▶ [Exercise instructions]:
Gather all lines from the material that contain "shoreline".
# # #
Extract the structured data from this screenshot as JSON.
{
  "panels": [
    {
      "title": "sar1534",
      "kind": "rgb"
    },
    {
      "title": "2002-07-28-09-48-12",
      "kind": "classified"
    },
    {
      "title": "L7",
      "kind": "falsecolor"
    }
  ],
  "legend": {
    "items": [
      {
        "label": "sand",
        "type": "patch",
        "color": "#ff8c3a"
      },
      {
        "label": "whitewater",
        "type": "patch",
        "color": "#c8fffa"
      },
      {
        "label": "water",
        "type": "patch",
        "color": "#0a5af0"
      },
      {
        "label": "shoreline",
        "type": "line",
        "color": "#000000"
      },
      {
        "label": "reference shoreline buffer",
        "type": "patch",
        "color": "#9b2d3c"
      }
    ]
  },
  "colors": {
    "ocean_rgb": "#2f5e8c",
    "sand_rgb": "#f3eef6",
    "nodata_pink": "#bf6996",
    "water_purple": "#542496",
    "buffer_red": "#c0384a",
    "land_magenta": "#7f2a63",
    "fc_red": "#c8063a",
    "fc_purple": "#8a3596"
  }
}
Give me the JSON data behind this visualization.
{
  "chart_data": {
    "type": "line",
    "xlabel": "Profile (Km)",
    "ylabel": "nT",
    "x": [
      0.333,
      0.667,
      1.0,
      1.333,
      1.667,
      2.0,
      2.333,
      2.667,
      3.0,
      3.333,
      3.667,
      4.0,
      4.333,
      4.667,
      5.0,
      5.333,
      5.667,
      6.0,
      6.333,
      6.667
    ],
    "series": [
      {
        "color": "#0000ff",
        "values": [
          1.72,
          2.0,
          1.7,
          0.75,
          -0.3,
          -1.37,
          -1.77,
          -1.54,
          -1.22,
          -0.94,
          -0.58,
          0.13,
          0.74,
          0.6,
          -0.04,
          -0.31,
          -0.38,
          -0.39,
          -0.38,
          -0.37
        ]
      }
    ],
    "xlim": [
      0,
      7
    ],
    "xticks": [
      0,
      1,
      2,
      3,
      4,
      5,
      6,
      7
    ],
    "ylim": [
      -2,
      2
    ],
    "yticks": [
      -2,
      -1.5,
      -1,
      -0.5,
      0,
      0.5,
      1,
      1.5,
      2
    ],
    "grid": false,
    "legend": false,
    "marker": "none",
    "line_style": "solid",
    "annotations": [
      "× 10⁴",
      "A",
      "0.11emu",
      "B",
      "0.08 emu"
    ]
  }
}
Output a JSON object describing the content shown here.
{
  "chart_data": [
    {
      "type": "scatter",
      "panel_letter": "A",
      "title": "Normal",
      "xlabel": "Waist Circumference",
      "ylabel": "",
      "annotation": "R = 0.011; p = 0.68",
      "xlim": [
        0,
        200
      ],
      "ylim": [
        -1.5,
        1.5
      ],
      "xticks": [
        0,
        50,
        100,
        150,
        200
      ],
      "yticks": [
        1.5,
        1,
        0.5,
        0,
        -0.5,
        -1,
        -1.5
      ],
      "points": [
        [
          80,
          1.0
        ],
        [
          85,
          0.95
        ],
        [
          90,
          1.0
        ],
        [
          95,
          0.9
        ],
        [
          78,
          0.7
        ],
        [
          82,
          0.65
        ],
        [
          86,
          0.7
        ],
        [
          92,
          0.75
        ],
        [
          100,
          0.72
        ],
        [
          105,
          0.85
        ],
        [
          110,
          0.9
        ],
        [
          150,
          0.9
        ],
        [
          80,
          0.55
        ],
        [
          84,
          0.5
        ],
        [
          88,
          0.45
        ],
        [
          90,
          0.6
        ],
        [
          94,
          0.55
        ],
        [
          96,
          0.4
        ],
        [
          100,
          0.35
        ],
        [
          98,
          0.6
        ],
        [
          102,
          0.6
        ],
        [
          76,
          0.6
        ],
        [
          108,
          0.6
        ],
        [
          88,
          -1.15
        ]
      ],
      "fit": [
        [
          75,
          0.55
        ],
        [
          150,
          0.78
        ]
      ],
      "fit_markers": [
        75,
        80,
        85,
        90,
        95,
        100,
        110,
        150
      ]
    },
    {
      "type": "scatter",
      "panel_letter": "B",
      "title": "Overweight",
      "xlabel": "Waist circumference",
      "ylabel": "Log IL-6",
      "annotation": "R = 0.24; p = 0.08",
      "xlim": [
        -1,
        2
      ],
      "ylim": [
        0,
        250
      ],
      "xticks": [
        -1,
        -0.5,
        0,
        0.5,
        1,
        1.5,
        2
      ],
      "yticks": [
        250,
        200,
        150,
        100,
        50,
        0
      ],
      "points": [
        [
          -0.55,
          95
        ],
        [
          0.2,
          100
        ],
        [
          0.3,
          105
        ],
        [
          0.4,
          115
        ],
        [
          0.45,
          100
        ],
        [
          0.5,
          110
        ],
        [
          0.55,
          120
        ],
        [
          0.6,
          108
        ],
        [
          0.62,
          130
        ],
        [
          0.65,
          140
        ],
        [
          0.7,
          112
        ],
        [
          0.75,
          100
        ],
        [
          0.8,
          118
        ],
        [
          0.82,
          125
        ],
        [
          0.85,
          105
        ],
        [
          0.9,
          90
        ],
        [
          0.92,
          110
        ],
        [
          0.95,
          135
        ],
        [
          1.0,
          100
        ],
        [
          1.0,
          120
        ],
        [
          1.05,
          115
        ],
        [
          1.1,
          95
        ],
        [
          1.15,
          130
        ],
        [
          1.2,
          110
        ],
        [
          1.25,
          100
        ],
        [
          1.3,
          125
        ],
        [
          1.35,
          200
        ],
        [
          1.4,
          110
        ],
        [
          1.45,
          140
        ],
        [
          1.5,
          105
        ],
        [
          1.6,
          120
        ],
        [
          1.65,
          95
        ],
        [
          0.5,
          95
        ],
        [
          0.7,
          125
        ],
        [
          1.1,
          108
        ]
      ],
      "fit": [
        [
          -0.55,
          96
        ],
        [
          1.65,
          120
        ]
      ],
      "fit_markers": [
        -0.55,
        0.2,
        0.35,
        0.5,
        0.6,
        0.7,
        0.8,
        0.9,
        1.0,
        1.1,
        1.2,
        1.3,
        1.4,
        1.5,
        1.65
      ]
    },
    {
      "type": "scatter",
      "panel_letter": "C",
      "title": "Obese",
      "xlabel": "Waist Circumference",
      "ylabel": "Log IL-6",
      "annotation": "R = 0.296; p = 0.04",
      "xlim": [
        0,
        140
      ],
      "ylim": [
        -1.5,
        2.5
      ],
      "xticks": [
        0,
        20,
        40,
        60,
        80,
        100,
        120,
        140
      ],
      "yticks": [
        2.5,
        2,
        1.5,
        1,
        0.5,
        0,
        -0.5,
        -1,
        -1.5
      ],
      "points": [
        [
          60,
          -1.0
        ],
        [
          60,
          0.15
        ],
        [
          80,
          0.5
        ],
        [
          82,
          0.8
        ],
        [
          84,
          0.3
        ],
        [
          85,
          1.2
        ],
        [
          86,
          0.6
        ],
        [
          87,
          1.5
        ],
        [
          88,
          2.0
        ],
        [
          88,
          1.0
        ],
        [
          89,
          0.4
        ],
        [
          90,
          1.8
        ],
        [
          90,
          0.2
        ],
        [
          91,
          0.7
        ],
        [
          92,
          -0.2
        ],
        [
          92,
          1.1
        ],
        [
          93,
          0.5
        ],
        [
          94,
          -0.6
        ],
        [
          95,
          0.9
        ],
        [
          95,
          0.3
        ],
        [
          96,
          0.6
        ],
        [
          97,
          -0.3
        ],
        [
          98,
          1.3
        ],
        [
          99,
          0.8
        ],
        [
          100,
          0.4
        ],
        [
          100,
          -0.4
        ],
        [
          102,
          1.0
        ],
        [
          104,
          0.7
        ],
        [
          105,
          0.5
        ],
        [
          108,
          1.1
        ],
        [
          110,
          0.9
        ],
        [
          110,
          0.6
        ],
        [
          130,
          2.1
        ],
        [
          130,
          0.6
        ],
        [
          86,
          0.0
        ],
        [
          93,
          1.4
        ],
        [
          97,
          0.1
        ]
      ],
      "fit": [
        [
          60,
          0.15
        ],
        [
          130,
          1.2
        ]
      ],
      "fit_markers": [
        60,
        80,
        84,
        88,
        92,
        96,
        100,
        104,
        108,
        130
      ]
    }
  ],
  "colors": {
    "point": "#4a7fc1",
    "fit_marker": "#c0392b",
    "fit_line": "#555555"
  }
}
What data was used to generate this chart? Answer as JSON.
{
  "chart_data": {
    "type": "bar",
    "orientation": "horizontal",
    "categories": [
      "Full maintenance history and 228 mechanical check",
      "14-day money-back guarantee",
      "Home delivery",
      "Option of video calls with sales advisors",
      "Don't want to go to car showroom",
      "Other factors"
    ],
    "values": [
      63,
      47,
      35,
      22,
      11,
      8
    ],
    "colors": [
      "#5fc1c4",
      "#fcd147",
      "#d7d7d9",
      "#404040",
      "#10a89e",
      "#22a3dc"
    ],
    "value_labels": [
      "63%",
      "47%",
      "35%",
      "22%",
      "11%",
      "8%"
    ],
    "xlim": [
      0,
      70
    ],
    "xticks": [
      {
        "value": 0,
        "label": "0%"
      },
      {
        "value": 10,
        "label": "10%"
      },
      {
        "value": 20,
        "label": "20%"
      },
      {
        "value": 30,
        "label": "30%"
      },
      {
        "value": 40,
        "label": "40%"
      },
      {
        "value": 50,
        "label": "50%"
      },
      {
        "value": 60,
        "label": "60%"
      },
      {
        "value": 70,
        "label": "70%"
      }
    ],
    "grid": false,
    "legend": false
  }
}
# # #
▶ [Response below]:
        "label": "shoreline",
        "label": "reference shoreline buffer",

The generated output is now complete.